Instructions for the task.
Reproduce every one of the following entries verbatim, preserving each line in its original order.

Element and coordinate entries:
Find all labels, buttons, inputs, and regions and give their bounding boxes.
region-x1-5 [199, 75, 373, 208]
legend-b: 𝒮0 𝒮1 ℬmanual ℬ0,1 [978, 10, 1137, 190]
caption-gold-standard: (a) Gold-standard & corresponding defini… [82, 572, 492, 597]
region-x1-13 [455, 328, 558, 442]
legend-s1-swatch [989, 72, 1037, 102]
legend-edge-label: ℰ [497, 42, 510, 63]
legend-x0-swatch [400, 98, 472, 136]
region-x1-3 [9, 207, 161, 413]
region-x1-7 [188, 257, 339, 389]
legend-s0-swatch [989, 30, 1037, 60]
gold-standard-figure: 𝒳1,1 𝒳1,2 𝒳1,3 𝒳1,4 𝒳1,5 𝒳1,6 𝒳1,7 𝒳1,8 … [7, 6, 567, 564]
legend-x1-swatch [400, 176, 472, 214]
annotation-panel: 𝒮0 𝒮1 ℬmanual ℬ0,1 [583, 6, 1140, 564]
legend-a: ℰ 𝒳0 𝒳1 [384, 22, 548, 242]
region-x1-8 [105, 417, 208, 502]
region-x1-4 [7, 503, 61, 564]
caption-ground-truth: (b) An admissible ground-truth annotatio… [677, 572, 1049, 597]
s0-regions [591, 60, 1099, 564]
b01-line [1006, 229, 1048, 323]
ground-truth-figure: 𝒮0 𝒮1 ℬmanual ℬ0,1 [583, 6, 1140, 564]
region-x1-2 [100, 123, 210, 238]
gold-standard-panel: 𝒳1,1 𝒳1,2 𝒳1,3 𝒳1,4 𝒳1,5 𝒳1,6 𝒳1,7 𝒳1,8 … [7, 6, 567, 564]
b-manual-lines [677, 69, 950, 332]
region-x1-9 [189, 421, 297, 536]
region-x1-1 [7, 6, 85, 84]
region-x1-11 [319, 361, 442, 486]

Solution for this task.
Find all labels, buttons, inputs, and regions and give their bounding boxes.
region-x1-5 [199, 75, 373, 208]
legend-b: 𝒮0 𝒮1 ℬmanual ℬ0,1 [978, 10, 1137, 190]
caption-gold-standard: (a) Gold-standard & corresponding defini… [82, 572, 492, 597]
region-x1-13 [455, 328, 558, 442]
legend-s1-swatch [989, 72, 1037, 102]
legend-edge-label: ℰ [497, 42, 510, 63]
legend-x0-swatch [400, 98, 472, 136]
region-x1-3 [9, 207, 161, 413]
region-x1-7 [188, 257, 339, 389]
legend-s0-swatch [989, 30, 1037, 60]
gold-standard-figure: 𝒳1,1 𝒳1,2 𝒳1,3 𝒳1,4 𝒳1,5 𝒳1,6 𝒳1,7 𝒳1,8 … [7, 6, 567, 564]
legend-x1-swatch [400, 176, 472, 214]
annotation-panel: 𝒮0 𝒮1 ℬmanual ℬ0,1 [583, 6, 1140, 564]
legend-a: ℰ 𝒳0 𝒳1 [384, 22, 548, 242]
region-x1-8 [105, 417, 208, 502]
region-x1-4 [7, 503, 61, 564]
caption-ground-truth: (b) An admissible ground-truth annotatio… [677, 572, 1049, 597]
s0-regions [591, 60, 1099, 564]
b01-line [1006, 229, 1048, 323]
ground-truth-figure: 𝒮0 𝒮1 ℬmanual ℬ0,1 [583, 6, 1140, 564]
region-x1-2 [100, 123, 210, 238]
gold-standard-panel: 𝒳1,1 𝒳1,2 𝒳1,3 𝒳1,4 𝒳1,5 𝒳1,6 𝒳1,7 𝒳1,8 … [7, 6, 567, 564]
b-manual-lines [677, 69, 950, 332]
region-x1-9 [189, 421, 297, 536]
region-x1-1 [7, 6, 85, 84]
region-x1-11 [319, 361, 442, 486]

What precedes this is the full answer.